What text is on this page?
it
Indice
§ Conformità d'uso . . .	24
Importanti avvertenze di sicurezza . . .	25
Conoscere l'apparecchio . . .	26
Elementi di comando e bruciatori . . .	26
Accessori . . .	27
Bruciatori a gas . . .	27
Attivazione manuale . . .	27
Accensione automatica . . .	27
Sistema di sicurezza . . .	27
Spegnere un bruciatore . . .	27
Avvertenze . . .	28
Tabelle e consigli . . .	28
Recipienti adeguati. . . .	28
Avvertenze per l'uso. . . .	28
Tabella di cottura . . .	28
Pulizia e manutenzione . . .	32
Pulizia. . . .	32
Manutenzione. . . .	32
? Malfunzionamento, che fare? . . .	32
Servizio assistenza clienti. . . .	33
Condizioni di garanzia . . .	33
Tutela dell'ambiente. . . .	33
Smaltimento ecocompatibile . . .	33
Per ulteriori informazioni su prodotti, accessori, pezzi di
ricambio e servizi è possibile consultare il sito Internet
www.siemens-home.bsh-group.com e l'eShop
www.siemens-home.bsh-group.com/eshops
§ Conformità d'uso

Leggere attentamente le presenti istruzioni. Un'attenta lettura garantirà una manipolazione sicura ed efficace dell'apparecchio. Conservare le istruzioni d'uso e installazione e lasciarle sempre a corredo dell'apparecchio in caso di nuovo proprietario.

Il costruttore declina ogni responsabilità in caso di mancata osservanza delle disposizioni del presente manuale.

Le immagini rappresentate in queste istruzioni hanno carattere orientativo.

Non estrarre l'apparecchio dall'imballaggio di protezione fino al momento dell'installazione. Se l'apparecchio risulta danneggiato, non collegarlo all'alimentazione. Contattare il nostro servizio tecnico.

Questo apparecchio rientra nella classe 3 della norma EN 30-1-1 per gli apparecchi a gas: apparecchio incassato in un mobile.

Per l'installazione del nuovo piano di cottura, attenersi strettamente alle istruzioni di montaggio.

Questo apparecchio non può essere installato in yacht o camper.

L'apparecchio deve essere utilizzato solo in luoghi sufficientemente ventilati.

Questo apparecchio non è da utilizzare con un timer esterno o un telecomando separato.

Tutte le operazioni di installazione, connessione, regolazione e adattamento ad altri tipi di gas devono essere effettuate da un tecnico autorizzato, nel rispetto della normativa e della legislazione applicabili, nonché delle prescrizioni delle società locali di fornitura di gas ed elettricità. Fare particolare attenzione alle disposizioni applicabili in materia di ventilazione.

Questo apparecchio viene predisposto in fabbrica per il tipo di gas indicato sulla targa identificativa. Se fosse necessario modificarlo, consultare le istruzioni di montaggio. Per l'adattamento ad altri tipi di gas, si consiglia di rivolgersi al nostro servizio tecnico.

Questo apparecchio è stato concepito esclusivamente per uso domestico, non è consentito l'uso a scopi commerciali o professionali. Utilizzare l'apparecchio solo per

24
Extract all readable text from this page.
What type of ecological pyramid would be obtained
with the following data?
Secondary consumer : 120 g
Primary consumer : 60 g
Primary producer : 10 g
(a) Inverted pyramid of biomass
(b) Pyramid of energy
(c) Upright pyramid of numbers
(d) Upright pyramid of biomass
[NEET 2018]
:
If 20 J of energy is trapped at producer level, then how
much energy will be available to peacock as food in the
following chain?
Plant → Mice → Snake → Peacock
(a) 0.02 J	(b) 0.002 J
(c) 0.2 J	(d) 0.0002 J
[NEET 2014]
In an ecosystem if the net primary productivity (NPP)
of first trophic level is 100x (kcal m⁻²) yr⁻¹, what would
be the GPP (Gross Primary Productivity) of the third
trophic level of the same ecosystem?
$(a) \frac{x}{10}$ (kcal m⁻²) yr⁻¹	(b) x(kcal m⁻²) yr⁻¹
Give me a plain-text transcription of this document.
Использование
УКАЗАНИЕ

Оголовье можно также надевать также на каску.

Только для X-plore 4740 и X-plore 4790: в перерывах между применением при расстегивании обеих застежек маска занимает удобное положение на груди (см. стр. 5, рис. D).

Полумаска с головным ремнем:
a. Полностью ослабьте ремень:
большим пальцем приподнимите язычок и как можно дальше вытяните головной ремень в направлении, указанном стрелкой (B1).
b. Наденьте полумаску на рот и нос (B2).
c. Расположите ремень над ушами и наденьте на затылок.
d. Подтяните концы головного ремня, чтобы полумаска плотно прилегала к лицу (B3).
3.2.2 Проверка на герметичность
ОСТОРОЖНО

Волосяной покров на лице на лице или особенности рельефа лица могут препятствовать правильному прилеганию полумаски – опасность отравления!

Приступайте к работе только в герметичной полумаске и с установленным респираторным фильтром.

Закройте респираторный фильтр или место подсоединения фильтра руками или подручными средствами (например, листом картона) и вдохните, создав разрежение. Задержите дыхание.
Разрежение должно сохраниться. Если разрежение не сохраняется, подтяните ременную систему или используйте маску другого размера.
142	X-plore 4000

□ □ □ □

Retype all the material above precisely, with no line left out.

Task result:
What text is on this page?
it
Indice
§ Conformità d'uso . . .	24
Importanti avvertenze di sicurezza . . .	25
Conoscere l'apparecchio . . .	26
Elementi di comando e bruciatori . . .	26
Accessori . . .	27
Bruciatori a gas . . .	27
Attivazione manuale . . .	27
Accensione automatica . . .	27
Sistema di sicurezza . . .	27
Spegnere un bruciatore . . .	27
Avvertenze . . .	28
Tabelle e consigli . . .	28
Recipienti adeguati. . . .	28
Avvertenze per l'uso. . . .	28
Tabella di cottura . . .	28
Pulizia e manutenzione . . .	32
Pulizia. . . .	32
Manutenzione. . . .	32
? Malfunzionamento, che fare? . . .	32
Servizio assistenza clienti. . . .	33
Condizioni di garanzia . . .	33
Tutela dell'ambiente. . . .	33
Smaltimento ecocompatibile . . .	33
Per ulteriori informazioni su prodotti, accessori, pezzi di
ricambio e servizi è possibile consultare il sito Internet
www.siemens-home.bsh-group.com e l'eShop
www.siemens-home.bsh-group.com/eshops
§ Conformità d'uso

Leggere attentamente le presenti istruzioni. Un'attenta lettura garantirà una manipolazione sicura ed efficace dell'apparecchio. Conservare le istruzioni d'uso e installazione e lasciarle sempre a corredo dell'apparecchio in caso di nuovo proprietario.

Il costruttore declina ogni responsabilità in caso di mancata osservanza delle disposizioni del presente manuale.

Le immagini rappresentate in queste istruzioni hanno carattere orientativo.

Non estrarre l'apparecchio dall'imballaggio di protezione fino al momento dell'installazione. Se l'apparecchio risulta danneggiato, non collegarlo all'alimentazione. Contattare il nostro servizio tecnico.

Questo apparecchio rientra nella classe 3 della norma EN 30-1-1 per gli apparecchi a gas: apparecchio incassato in un mobile.

Per l'installazione del nuovo piano di cottura, attenersi strettamente alle istruzioni di montaggio.

Questo apparecchio non può essere installato in yacht o camper.

L'apparecchio deve essere utilizzato solo in luoghi sufficientemente ventilati.

Questo apparecchio non è da utilizzare con un timer esterno o un telecomando separato.

Tutte le operazioni di installazione, connessione, regolazione e adattamento ad altri tipi di gas devono essere effettuate da un tecnico autorizzato, nel rispetto della normativa e della legislazione applicabili, nonché delle prescrizioni delle società locali di fornitura di gas ed elettricità. Fare particolare attenzione alle disposizioni applicabili in materia di ventilazione.

Questo apparecchio viene predisposto in fabbrica per il tipo di gas indicato sulla targa identificativa. Se fosse necessario modificarlo, consultare le istruzioni di montaggio. Per l'adattamento ad altri tipi di gas, si consiglia di rivolgersi al nostro servizio tecnico.

Questo apparecchio è stato concepito esclusivamente per uso domestico, non è consentito l'uso a scopi commerciali o professionali. Utilizzare l'apparecchio solo per

24
Extract all readable text from this page.
What type of ecological pyramid would be obtained
with the following data?
Secondary consumer : 120 g
Primary consumer : 60 g
Primary producer : 10 g
(a) Inverted pyramid of biomass
(b) Pyramid of energy
(c) Upright pyramid of numbers
(d) Upright pyramid of biomass
[NEET 2018]
:
If 20 J of energy is trapped at producer level, then how
much energy will be available to peacock as food in the
following chain?
Plant → Mice → Snake → Peacock
(a) 0.02 J	(b) 0.002 J
(c) 0.2 J	(d) 0.0002 J
[NEET 2014]
In an ecosystem if the net primary productivity (NPP)
of first trophic level is 100x (kcal m⁻²) yr⁻¹, what would
be the GPP (Gross Primary Productivity) of the third
trophic level of the same ecosystem?
$(a) \frac{x}{10}$ (kcal m⁻²) yr⁻¹	(b) x(kcal m⁻²) yr⁻¹
Give me a plain-text transcription of this document.
Использование
УКАЗАНИЕ

Оголовье можно также надевать также на каску.

Только для X-plore 4740 и X-plore 4790: в перерывах между применением при расстегивании обеих застежек маска занимает удобное положение на груди (см. стр. 5, рис. D).

Полумаска с головным ремнем:
a. Полностью ослабьте ремень:
большим пальцем приподнимите язычок и как можно дальше вытяните головной ремень в направлении, указанном стрелкой (B1).
b. Наденьте полумаску на рот и нос (B2).
c. Расположите ремень над ушами и наденьте на затылок.
d. Подтяните концы головного ремня, чтобы полумаска плотно прилегала к лицу (B3).
3.2.2 Проверка на герметичность
ОСТОРОЖНО

Волосяной покров на лице на лице или особенности рельефа лица могут препятствовать правильному прилеганию полумаски – опасность отравления!

Приступайте к работе только в герметичной полумаске и с установленным респираторным фильтром.

Закройте респираторный фильтр или место подсоединения фильтра руками или подручными средствами (например, листом картона) и вдохните, создав разрежение. Задержите дыхание.
Разрежение должно сохраниться. Если разрежение не сохраняется, подтяните ременную систему или используйте маску другого размера.
142	X-plore 4000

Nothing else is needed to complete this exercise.